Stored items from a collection
▬▬▬▬▬▬▬▬▬▬

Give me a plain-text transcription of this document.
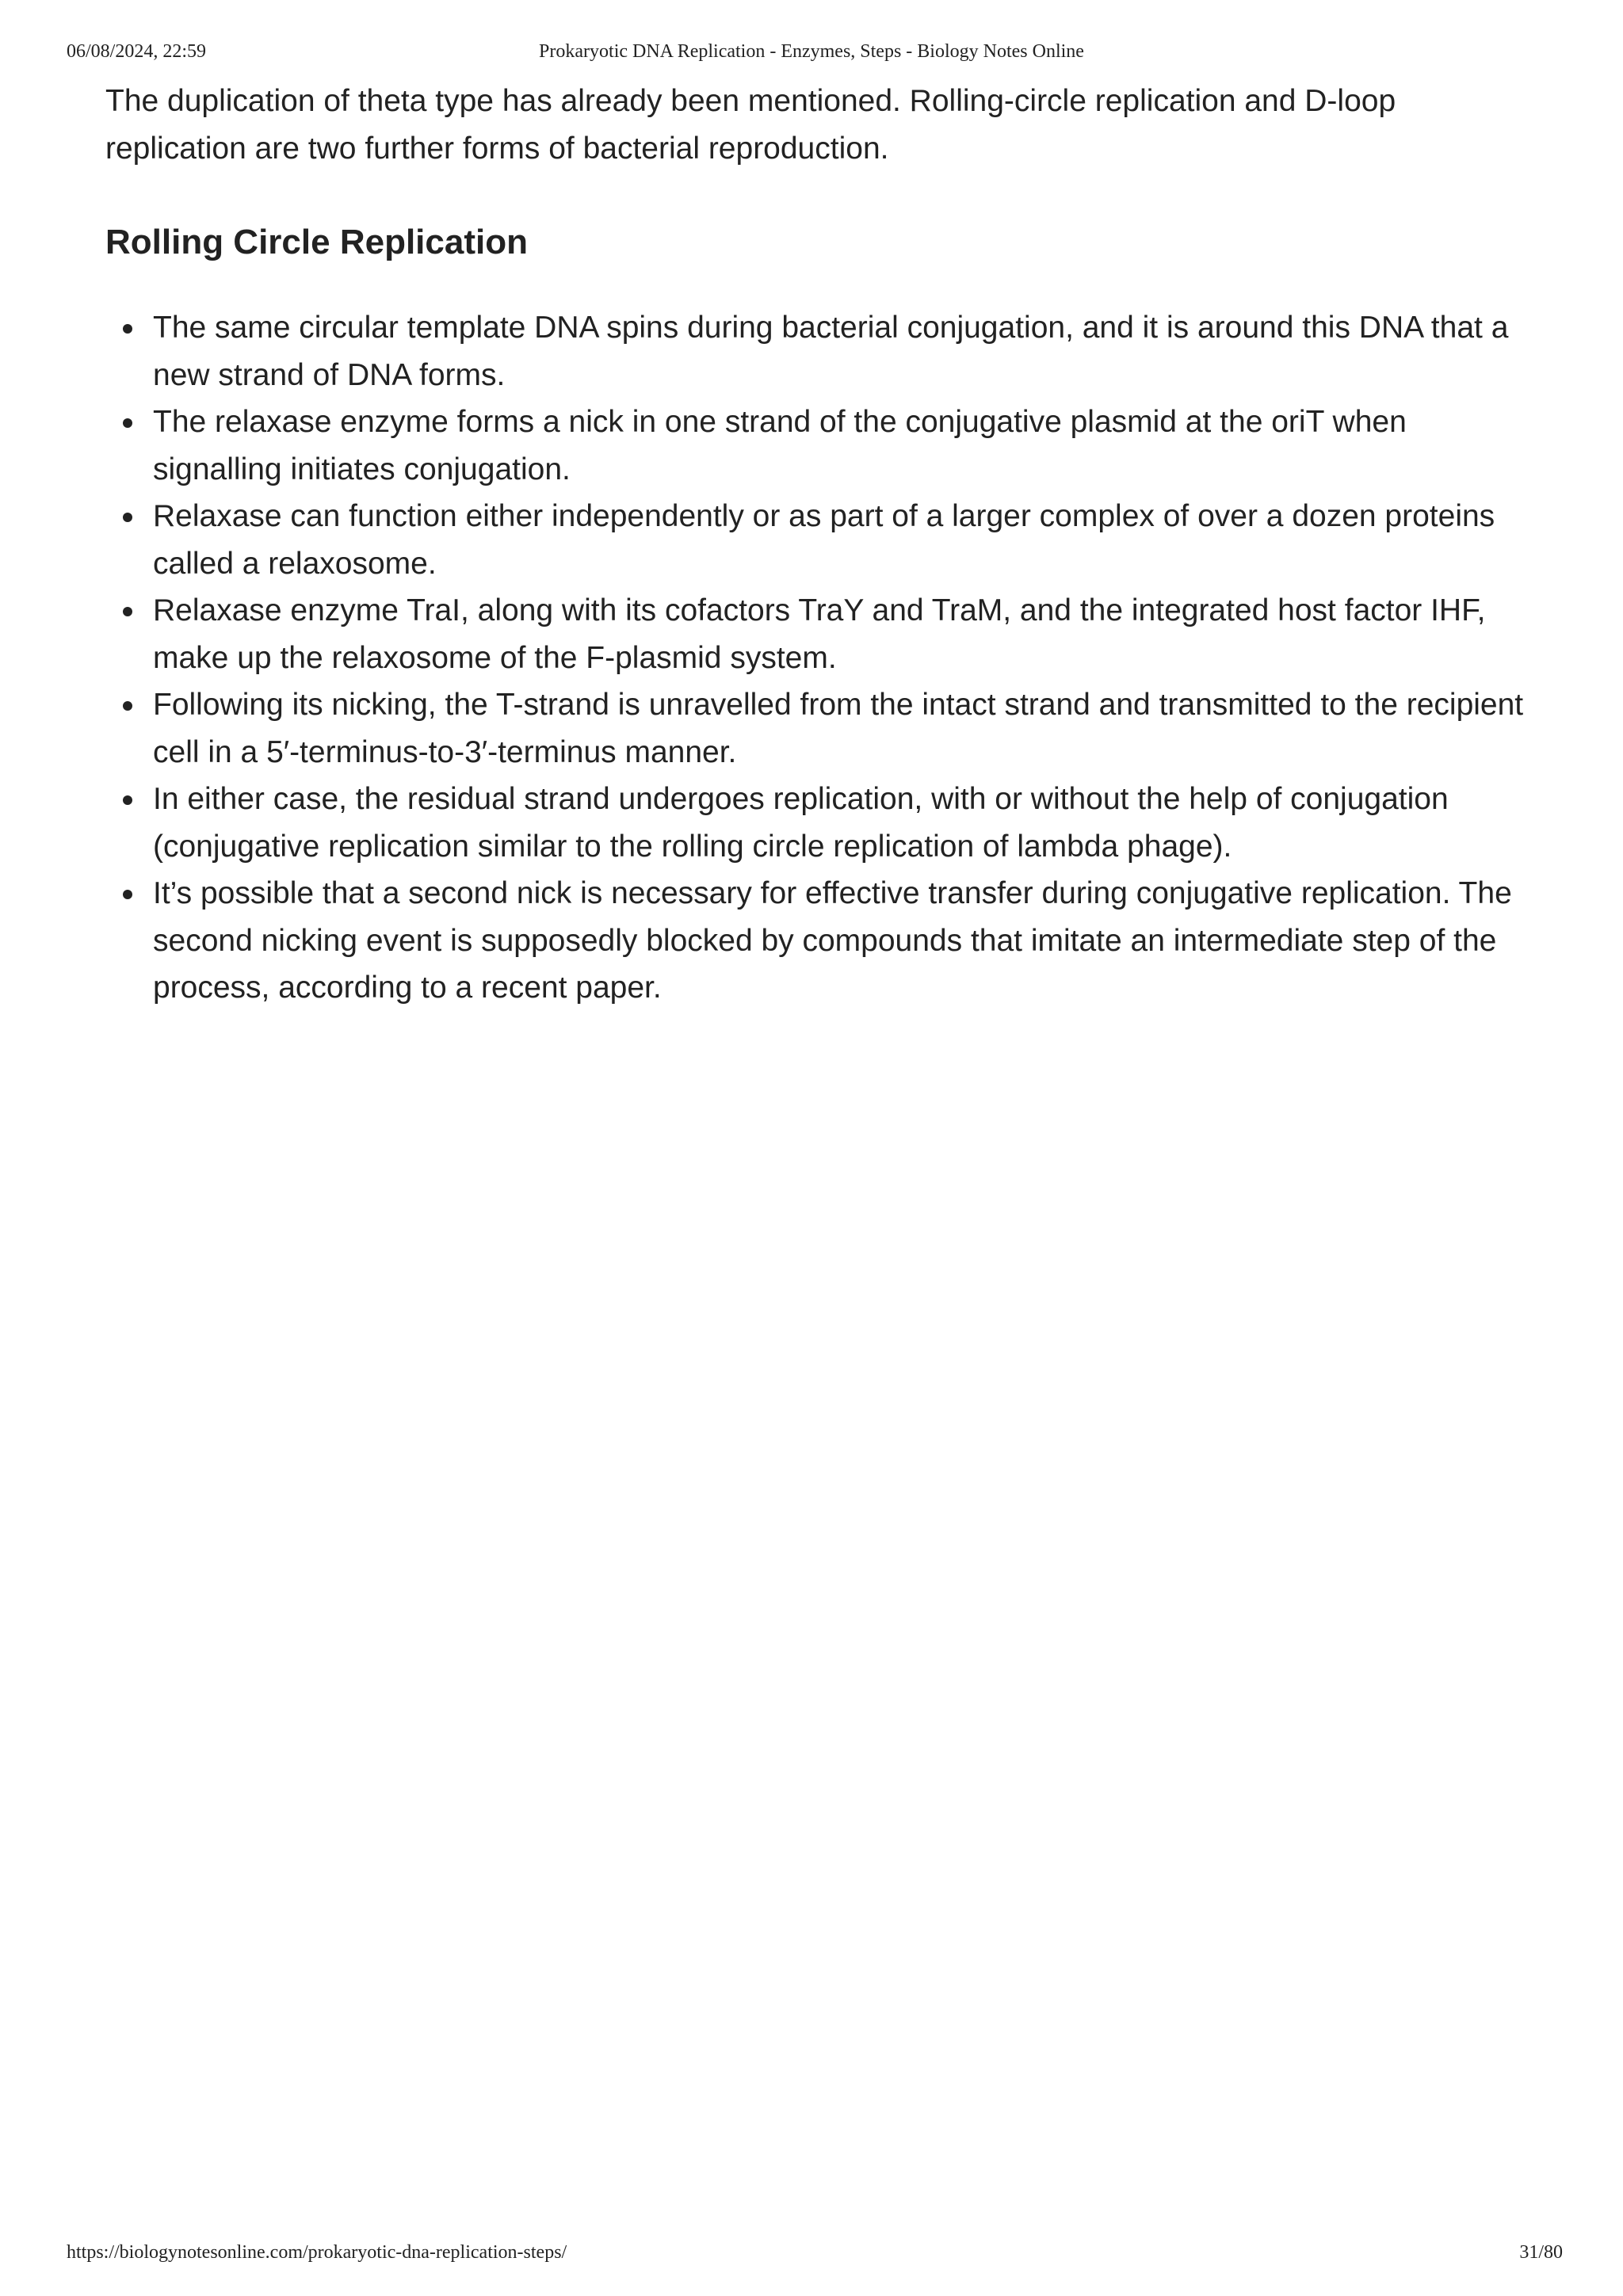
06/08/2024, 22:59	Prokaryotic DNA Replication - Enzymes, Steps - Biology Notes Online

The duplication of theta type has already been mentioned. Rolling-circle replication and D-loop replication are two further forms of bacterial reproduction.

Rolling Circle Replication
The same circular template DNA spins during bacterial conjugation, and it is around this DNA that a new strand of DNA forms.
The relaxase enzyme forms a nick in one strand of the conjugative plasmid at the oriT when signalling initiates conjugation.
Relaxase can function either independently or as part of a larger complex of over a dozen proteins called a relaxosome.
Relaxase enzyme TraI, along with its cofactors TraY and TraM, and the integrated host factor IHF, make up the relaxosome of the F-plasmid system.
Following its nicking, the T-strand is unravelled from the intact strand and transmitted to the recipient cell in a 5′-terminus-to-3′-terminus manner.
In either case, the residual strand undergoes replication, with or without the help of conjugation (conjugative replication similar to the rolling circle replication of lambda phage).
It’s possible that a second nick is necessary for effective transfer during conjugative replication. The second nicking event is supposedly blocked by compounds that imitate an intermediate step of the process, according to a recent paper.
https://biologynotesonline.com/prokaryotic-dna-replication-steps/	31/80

▬▬▬▬▬▬▬▬▬▬

EXERCISE: Please count up the lines above that include the string "nicking" and respond with the total alone.

WRITTEN RESPONSE: 2